══ Dataset extract ══

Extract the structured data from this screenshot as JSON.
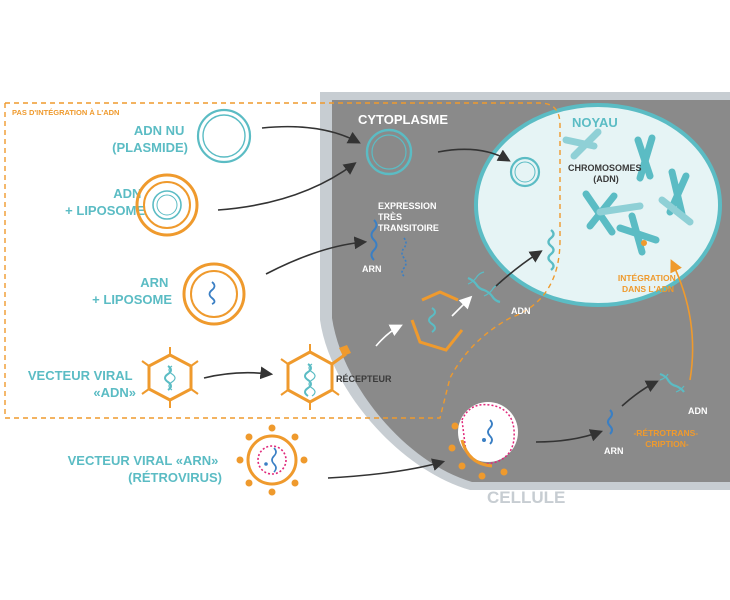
{
  "labels": {
    "no_integration": "PAS D'INTÉGRATION À L'ADN",
    "cytoplasm": "CYTOPLASME",
    "nucleus": "NOYAU",
    "cell": "CELLULE",
    "adn_nu_1": "ADN NU",
    "adn_nu_2": "(PLASMIDE)",
    "adn_lipo_1": "ADN",
    "adn_lipo_2": "+ LIPOSOME",
    "arn_lipo_1": "ARN",
    "arn_lipo_2": "+ LIPOSOME",
    "viral_adn_1": "VECTEUR VIRAL",
    "viral_adn_2": "«ADN»",
    "viral_arn_1": "VECTEUR VIRAL «ARN»",
    "viral_arn_2": "(RÉTROVIRUS)",
    "expression_1": "EXPRESSION",
    "expression_2": "TRÈS",
    "expression_3": "TRANSITOIRE",
    "arn_cyto": "ARN",
    "adn_cyto": "ADN",
    "chromosomes_1": "CHROMOSOMES",
    "chromosomes_2": "(ADN)",
    "integration_1": "INTÉGRATION",
    "integration_2": "DANS L'ADN",
    "receptor": "RÉCEPTEUR",
    "arn_retro": "ARN",
    "adn_retro": "ADN",
    "retro_1": "-RÉTROTRANS-",
    "retro_2": "CRIPTION-"
  },
  "colors": {
    "teal": "#5bbcc4",
    "orange": "#ef9a2d",
    "cytoplasm": "#8a8a8a",
    "membrane": "#c7cdd2",
    "nucleus_fill": "#e6f4f5",
    "magenta": "#e0287a",
    "blue": "#3a7fc4"
  }
}
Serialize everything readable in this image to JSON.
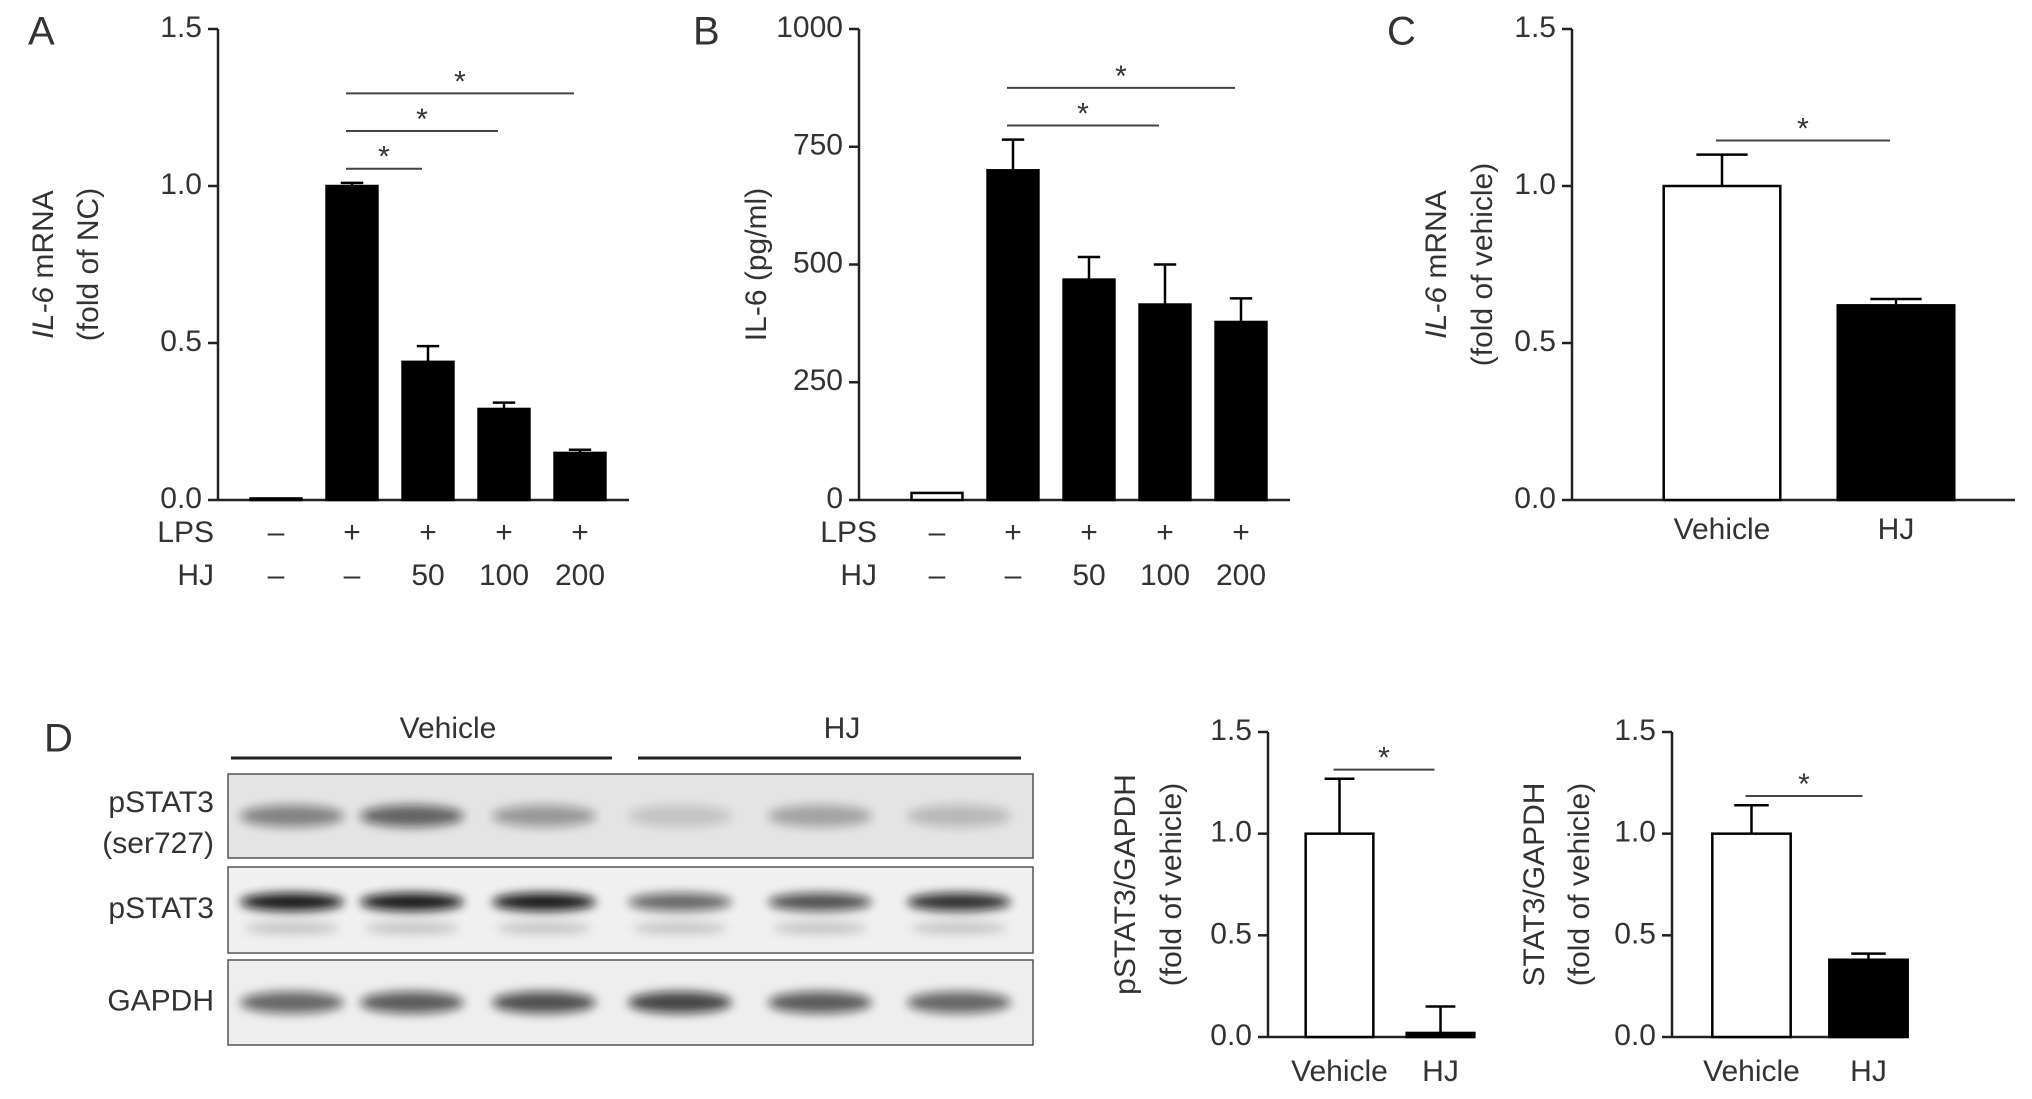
{
  "chart_data": [
    {
      "type": "bar",
      "letter": "A",
      "ylabel": [
        [
          {
            "text": "IL-6",
            "italic": true
          },
          {
            "text": " mRNA"
          }
        ],
        [
          {
            "text": "(fold of NC)"
          }
        ]
      ],
      "rows": [
        {
          "name": "LPS",
          "labels": [
            "–",
            "+",
            "+",
            "+",
            "+"
          ]
        },
        {
          "name": "HJ",
          "labels": [
            "–",
            "–",
            "50",
            "100",
            "200"
          ]
        }
      ],
      "values": [
        0.005,
        1.0,
        0.44,
        0.29,
        0.15
      ],
      "errors": [
        0,
        0.01,
        0.05,
        0.02,
        0.01
      ],
      "colors": [
        "#ffffff",
        "#000000",
        "#000000",
        "#000000",
        "#000000"
      ],
      "ylim": [
        0,
        1.5
      ],
      "yticks": [
        {
          "value": 0,
          "label": "0.0"
        },
        0.5,
        {
          "value": 1,
          "label": "1.0"
        },
        1.5
      ],
      "significance": [
        {
          "pair": [
            1,
            2
          ],
          "label": "*"
        },
        {
          "pair": [
            1,
            3
          ],
          "label": "*"
        },
        {
          "pair": [
            1,
            4
          ],
          "label": "*"
        }
      ]
    },
    {
      "type": "bar",
      "letter": "B",
      "ylabel": [
        [
          {
            "text": "IL-6 (pg/ml)"
          }
        ]
      ],
      "rows": [
        {
          "name": "LPS",
          "labels": [
            "–",
            "+",
            "+",
            "+",
            "+"
          ]
        },
        {
          "name": "HJ",
          "labels": [
            "–",
            "–",
            "50",
            "100",
            "200"
          ]
        }
      ],
      "values": [
        15,
        700,
        468,
        415,
        378
      ],
      "errors": [
        0,
        65,
        48,
        85,
        50
      ],
      "colors": [
        "#ffffff",
        "#000000",
        "#000000",
        "#000000",
        "#000000"
      ],
      "ylim": [
        0,
        1000
      ],
      "yticks": [
        0,
        250,
        500,
        750,
        1000
      ],
      "significance": [
        {
          "pair": [
            1,
            3
          ],
          "label": "*"
        },
        {
          "pair": [
            1,
            4
          ],
          "label": "*"
        }
      ]
    },
    {
      "type": "bar",
      "letter": "C",
      "ylabel": [
        [
          {
            "text": "IL-6",
            "italic": true
          },
          {
            "text": " mRNA"
          }
        ],
        [
          {
            "text": "(fold of vehicle)"
          }
        ]
      ],
      "categories": [
        "Vehicle",
        "HJ"
      ],
      "values": [
        1.0,
        0.62
      ],
      "errors": [
        0.1,
        0.02
      ],
      "colors": [
        "#ffffff",
        "#000000"
      ],
      "ylim": [
        0,
        1.5
      ],
      "yticks": [
        {
          "value": 0,
          "label": "0.0"
        },
        0.5,
        {
          "value": 1,
          "label": "1.0"
        },
        1.5
      ],
      "significance": [
        {
          "pair": [
            0,
            1
          ],
          "label": "*"
        }
      ]
    },
    {
      "type": "bar",
      "ylabel": [
        [
          {
            "text": "pSTAT3/GAPDH"
          }
        ],
        [
          {
            "text": "(fold of vehicle)"
          }
        ]
      ],
      "categories": [
        "Vehicle",
        "HJ"
      ],
      "values": [
        1.0,
        0.02
      ],
      "errors": [
        0.27,
        0.13
      ],
      "colors": [
        "#ffffff",
        "#000000"
      ],
      "ylim": [
        0,
        1.5
      ],
      "yticks": [
        {
          "value": 0,
          "label": "0.0"
        },
        0.5,
        {
          "value": 1,
          "label": "1.0"
        },
        1.5
      ],
      "significance": [
        {
          "pair": [
            0,
            1
          ],
          "label": "*"
        }
      ]
    },
    {
      "type": "bar",
      "ylabel": [
        [
          {
            "text": "STAT3/GAPDH"
          }
        ],
        [
          {
            "text": "(fold of vehicle)"
          }
        ]
      ],
      "categories": [
        "Vehicle",
        "HJ"
      ],
      "values": [
        1.0,
        0.38
      ],
      "errors": [
        0.14,
        0.03
      ],
      "colors": [
        "#ffffff",
        "#000000"
      ],
      "ylim": [
        0,
        1.5
      ],
      "yticks": [
        {
          "value": 0,
          "label": "0.0"
        },
        0.5,
        {
          "value": 1,
          "label": "1.0"
        },
        1.5
      ],
      "significance": [
        {
          "pair": [
            0,
            1
          ],
          "label": "*"
        }
      ]
    }
  ],
  "blot": {
    "letter": "D",
    "groups": [
      "Vehicle",
      "HJ"
    ],
    "rows": [
      [
        "pSTAT3",
        "(ser727)"
      ],
      [
        "pSTAT3"
      ],
      [
        "GAPDH"
      ]
    ]
  }
}
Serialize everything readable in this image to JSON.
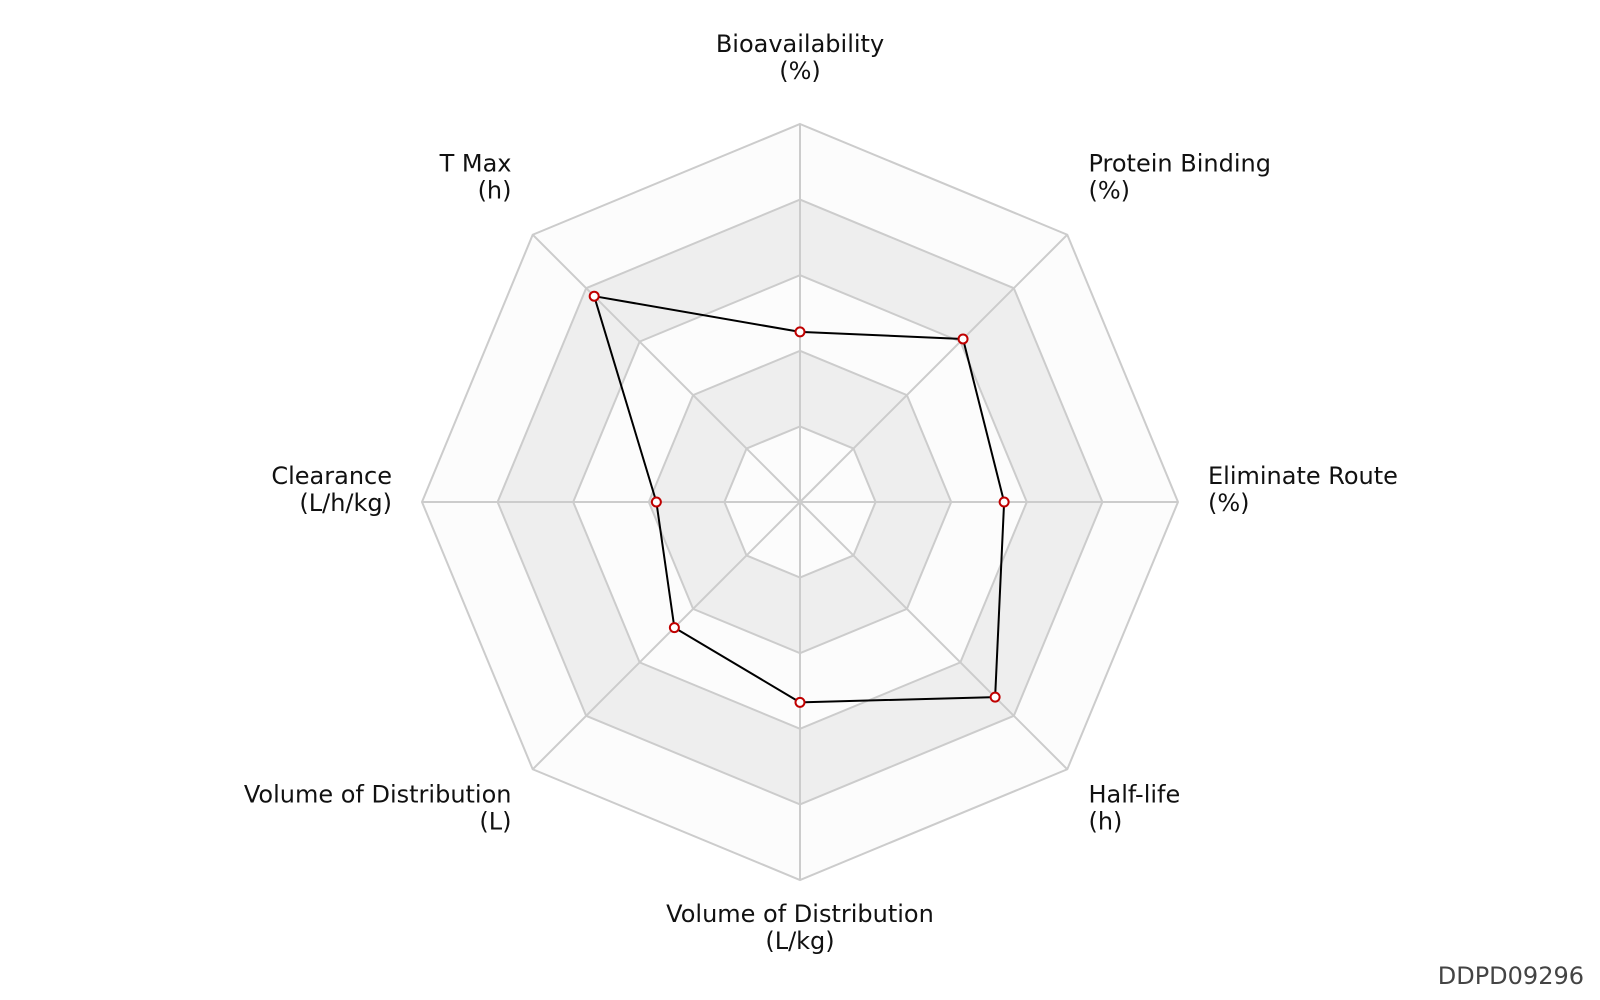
{
  "chart_data": {
    "type": "radar",
    "axes": [
      {
        "name": "Bioavailability",
        "unit": "(%)",
        "value": 0.45
      },
      {
        "name": "Protein Binding",
        "unit": "(%)",
        "value": 0.61
      },
      {
        "name": "Eliminate Route",
        "unit": "(%)",
        "value": 0.54
      },
      {
        "name": "Half-life",
        "unit": "(h)",
        "value": 0.73
      },
      {
        "name": "Volume of Distribution",
        "unit": "(L/kg)",
        "value": 0.53
      },
      {
        "name": "Volume of Distribution",
        "unit": "(L)",
        "value": 0.47
      },
      {
        "name": "Clearance",
        "unit": "(L/h/kg)",
        "value": 0.38
      },
      {
        "name": "T Max",
        "unit": "(h)",
        "value": 0.77
      }
    ],
    "rings": 5,
    "range": [
      0,
      1
    ]
  },
  "colors": {
    "grid": "#cccccc",
    "band_shaded": "#eeeeee",
    "band_light": "#fcfcfc",
    "line": "#000000",
    "marker_edge": "#c00000",
    "marker_fill": "#ffffff"
  },
  "watermark": "DDPD09296"
}
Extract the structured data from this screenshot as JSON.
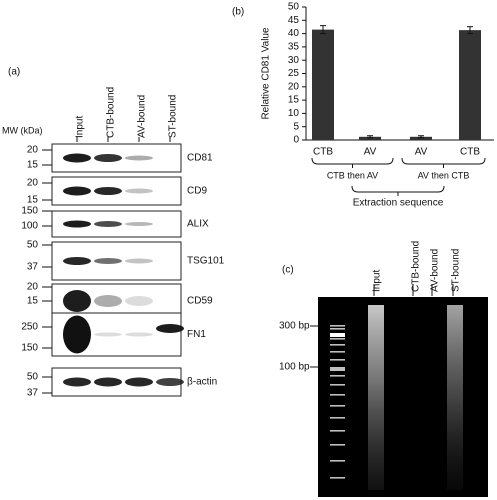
{
  "panel_a": {
    "label": "(a)",
    "mw_header": "MW (kDa)",
    "lanes": [
      "Input",
      "CTB-bound",
      "AV-bound",
      "ST-bound"
    ],
    "rows": [
      {
        "protein": "CD81",
        "mw": [
          20,
          15
        ]
      },
      {
        "protein": "CD9",
        "mw": [
          20,
          15
        ]
      },
      {
        "protein": "ALIX",
        "mw": [
          150,
          100
        ]
      },
      {
        "protein": "TSG101",
        "mw": [
          50,
          37
        ]
      },
      {
        "protein": "CD59",
        "mw": [
          20,
          15
        ]
      },
      {
        "protein": "FN1",
        "mw": [
          250,
          150
        ]
      },
      {
        "protein": "β-actin",
        "mw": [
          50,
          37
        ]
      }
    ]
  },
  "chart_data": {
    "type": "bar",
    "panel_label": "(b)",
    "ylabel": "Relative CD81 Value",
    "categories": [
      "CTB",
      "AV",
      "AV",
      "CTB"
    ],
    "values": [
      41.5,
      1.2,
      1.2,
      41.3
    ],
    "errors": [
      1.5,
      0.4,
      0.4,
      1.3
    ],
    "color": "#333333",
    "ylim": [
      0,
      50
    ],
    "yticks": [
      0,
      5,
      10,
      15,
      20,
      25,
      30,
      35,
      40,
      45,
      50
    ],
    "groups": [
      "CTB then AV",
      "AV then CTB"
    ],
    "xlabel": "Extraction sequence"
  },
  "panel_c": {
    "label": "(c)",
    "lanes": [
      "Input",
      "CTB-bound",
      "AV-bound",
      "ST-bound"
    ],
    "markers": [
      "300 bp",
      "100 bp"
    ]
  }
}
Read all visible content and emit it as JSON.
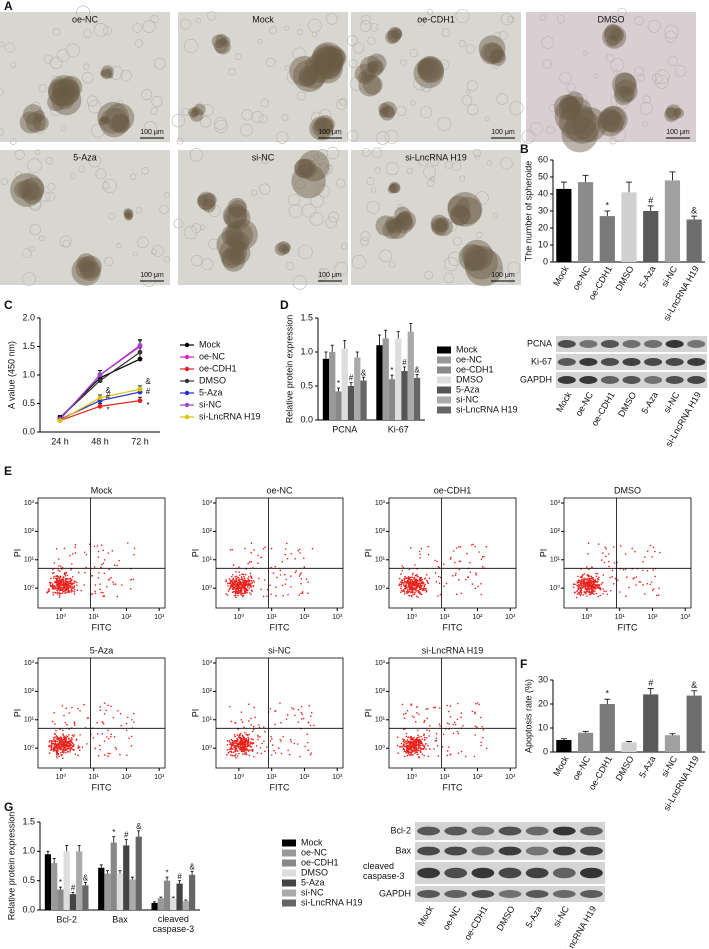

═══

Find the word "VECTEUR" in the entries, and copy every line it shows up in.

> **Answer to this exercise**
    "viral_adn_1": "VECTEUR VIRAL",
    "viral_arn_1": "VECTEUR VIRAL «ARN»",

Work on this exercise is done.